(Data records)
Begin

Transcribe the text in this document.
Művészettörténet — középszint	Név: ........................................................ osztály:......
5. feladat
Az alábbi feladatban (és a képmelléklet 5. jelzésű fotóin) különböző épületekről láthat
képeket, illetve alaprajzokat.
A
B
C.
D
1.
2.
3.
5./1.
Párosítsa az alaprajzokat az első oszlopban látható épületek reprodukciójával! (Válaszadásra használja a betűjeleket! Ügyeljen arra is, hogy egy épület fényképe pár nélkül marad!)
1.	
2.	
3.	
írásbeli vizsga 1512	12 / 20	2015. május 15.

End

Quote the whole listing above, leaving nothing out.

Transcribe the text in this document.
Művészettörténet — középszint	Név: ........................................................ osztály:......
5. feladat
Az alábbi feladatban (és a képmelléklet 5. jelzésű fotóin) különböző épületekről láthat
képeket, illetve alaprajzokat.
A
B
C.
D
1.
2.
3.
5./1.
Párosítsa az alaprajzokat az első oszlopban látható épületek reprodukciójával! (Válaszadásra használja a betűjeleket! Ügyeljen arra is, hogy egy épület fényképe pár nélkül marad!)
1.	
2.	
3.	
írásbeli vizsga 1512	12 / 20	2015. május 15.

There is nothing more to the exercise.